◆ **Text**:
┌──
How Sellers Determine an Asking Price
A frequent question people have is how do sellers decide how to price their home. Setting the right asking price for a home is a critical decision a seller will make. It can mean the difference between selling quickly and lagging on the market, or even selling below market value. But how exactly are asking prices determined, and what factors should sellers and their real estate agents consider? In this post, I'll walk through the intricacies of asking price determination, the methods used by professionals, and what to watch out for when pricing a home.
Understanding the Real Estate Pricing Game
Real estate pricing is part art, part science. It requires a deep knowledge of the local market, a clear understanding of a property's unique features, and sometimes, just a dash of intuition. There are multiple prices that come into play in any real estate transaction:
- Assessed value: This is what the county believes your property is worth for tax purposes. In Arlington, it is usually adjusted every year in January. The county assessor does not examine every property every year - that would be impossible. Rather, they make blanket adjustments for entire groups of properties or apply a certain percentage increase from the year before.
- Appraised value: An appraiser’s estimation of your property’s value, usually carried out for the benefit of a lender. You can ask three different appraisers and you can get three different answers, but they should be close to each other.
- Fair Market Value (FMV): This is the most likely price that a property would sell for on the open market.
- Asking price: The initial price at which a property is listed. Depending on the strategy, this could be at market value, below market, or above market.
└──
◆ **Requirement A**: Rewrite the records starting with the line with "drop-tick-label: -14 [85,492,110,511]" and going on through the line with "energy-tick-label: 650 [197,394,225,413]", replacing "legend-swatch" with "legend-marker" and leaving everything else unchanged.
The records that follow have no connection to the text about home asking prices.

◆ **Provided data**:
┌──
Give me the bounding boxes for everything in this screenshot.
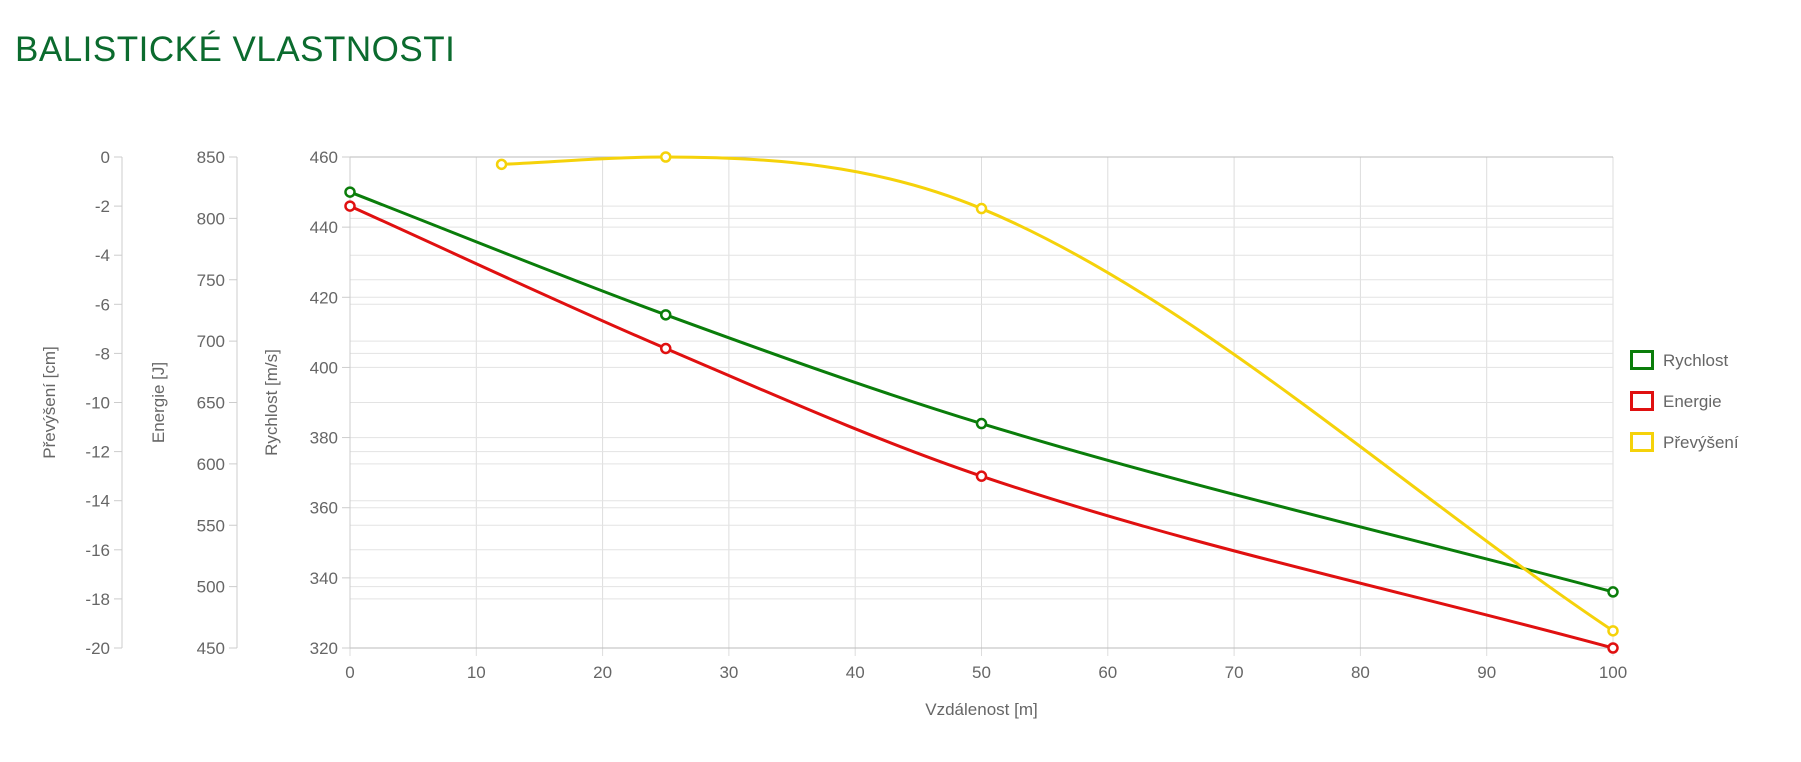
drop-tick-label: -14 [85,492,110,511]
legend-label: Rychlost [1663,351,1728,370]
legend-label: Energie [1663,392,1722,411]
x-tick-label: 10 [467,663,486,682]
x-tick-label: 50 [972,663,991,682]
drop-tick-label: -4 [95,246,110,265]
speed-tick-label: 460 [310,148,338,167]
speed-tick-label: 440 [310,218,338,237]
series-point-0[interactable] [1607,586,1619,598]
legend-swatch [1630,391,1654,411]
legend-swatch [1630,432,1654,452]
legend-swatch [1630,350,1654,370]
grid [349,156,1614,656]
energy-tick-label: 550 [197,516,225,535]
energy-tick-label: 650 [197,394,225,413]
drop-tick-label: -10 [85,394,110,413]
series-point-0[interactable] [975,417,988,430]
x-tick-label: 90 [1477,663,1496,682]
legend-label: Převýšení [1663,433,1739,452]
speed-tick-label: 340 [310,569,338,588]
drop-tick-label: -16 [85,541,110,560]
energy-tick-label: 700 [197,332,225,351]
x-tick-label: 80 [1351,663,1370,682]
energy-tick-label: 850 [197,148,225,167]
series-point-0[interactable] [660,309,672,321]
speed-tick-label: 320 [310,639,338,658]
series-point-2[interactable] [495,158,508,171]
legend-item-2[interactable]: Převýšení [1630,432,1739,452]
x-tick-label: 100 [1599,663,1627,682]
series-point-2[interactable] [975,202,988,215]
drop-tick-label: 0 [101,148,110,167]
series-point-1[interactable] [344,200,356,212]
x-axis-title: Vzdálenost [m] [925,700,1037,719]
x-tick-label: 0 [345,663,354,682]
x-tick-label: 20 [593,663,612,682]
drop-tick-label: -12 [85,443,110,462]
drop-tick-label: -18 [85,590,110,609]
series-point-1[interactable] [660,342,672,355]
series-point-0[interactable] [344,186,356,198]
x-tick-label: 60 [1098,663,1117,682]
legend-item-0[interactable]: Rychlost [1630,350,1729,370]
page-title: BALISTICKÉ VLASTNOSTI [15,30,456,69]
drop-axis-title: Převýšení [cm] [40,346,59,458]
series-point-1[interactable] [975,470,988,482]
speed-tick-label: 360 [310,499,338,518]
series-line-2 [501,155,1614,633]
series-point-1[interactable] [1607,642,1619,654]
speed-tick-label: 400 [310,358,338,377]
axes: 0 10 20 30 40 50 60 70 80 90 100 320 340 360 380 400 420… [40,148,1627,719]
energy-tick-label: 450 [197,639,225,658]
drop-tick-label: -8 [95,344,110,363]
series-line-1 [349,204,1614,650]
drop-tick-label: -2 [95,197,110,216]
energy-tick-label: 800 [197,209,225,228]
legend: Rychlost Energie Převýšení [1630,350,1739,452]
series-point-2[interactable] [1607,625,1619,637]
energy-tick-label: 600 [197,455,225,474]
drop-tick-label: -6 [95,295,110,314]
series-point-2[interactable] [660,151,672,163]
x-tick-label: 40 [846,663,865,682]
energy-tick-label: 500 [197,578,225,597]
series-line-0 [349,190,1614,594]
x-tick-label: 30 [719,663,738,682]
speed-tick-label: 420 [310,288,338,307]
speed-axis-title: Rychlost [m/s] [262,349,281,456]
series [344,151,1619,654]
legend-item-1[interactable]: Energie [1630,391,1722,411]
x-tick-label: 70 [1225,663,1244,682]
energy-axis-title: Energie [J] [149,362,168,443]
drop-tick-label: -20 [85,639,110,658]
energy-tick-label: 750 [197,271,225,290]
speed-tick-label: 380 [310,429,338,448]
└──
◆ **Requirement B**: Proceed with the text on how sellers set a home's asking price, picking up right after its last sentence.

◆ **Exercise result A**:
drop-tick-label: -14 [85,492,110,511]
legend-label: Rychlost [1663,351,1728,370]
legend-label: Energie [1663,392,1722,411]
x-tick-label: 10 [467,663,486,682]
x-tick-label: 50 [972,663,991,682]
drop-tick-label: -4 [95,246,110,265]
speed-tick-label: 460 [310,148,338,167]
speed-tick-label: 440 [310,218,338,237]
series-point-0[interactable] [1607,586,1619,598]
legend-marker [1630,391,1654,411]
legend-marker [1630,432,1654,452]
legend-marker [1630,350,1654,370]
grid [349,156,1614,656]
energy-tick-label: 550 [197,516,225,535]
energy-tick-label: 650 [197,394,225,413]

◆ **Exercise result B**:
- Sales price: The agreed-upon price between buyer and seller, which may be different from the asking price. The final sales price could be more or less than the asking price depending on a number of factors.
- Net price: The net price is the Sales price minus any seller concessions to the buyer.
For the same property, all of these can be different!
The Science of Real Estate Appraisal
Before discussing how agents and sellers arrive at a sales price, a few words on appraisals. An appraiser is a licensed professional who go through a long apprenticeship and numerous classroom hours. Appraisers follow certain rules to arrive at an appraised price. Appraisals provide a neutral, professional opinion on a property's value. Appraisers use one of several methods to arrive at a figure.
The Cost Approach
For newer properties, especially those without a significant number of comparable sales, the cost approach can be used. This is a straightforward calculation that estimates the cost to replace the property with a comparable one, while adjusting for depreciation. This method can be used for single family homes, but rarely for a condo.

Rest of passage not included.